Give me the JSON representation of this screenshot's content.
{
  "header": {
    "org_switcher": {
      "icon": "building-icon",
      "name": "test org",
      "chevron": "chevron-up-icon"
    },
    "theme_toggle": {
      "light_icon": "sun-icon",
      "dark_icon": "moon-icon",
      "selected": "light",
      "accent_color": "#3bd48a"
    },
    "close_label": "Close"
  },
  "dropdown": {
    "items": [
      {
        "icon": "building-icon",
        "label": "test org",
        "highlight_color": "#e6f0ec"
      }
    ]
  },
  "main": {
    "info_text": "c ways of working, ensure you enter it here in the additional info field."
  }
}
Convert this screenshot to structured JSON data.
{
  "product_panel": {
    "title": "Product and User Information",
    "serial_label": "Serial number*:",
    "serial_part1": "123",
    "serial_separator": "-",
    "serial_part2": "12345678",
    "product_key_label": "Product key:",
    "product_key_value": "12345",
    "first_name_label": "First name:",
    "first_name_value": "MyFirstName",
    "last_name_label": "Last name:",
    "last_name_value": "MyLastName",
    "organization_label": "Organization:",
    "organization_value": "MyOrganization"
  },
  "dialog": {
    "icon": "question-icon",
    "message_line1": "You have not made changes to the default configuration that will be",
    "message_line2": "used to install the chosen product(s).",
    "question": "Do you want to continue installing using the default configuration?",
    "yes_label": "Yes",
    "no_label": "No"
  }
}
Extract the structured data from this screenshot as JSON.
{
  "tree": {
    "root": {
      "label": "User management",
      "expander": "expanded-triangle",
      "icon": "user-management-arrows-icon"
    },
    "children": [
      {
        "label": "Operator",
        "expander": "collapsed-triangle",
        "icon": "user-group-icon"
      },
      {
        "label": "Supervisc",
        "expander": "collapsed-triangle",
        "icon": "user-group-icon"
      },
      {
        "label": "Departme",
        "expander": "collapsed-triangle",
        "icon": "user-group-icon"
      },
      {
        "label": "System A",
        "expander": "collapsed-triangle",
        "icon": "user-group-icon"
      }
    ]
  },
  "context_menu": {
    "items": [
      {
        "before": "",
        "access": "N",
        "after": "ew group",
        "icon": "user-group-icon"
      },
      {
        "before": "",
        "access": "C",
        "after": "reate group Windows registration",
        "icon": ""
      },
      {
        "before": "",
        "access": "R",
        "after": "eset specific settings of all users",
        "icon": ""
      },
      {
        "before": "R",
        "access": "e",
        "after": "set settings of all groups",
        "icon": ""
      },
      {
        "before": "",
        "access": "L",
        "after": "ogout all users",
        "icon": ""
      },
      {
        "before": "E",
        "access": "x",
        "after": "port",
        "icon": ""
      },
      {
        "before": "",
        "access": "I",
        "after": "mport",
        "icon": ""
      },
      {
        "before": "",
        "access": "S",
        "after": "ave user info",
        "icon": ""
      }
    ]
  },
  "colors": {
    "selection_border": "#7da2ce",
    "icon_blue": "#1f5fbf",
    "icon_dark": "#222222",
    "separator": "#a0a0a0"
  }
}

+++

What you need to do = Each line of the material above either contains the word "access" or does not; state how many do, and nothing else.

Exercise solution = 8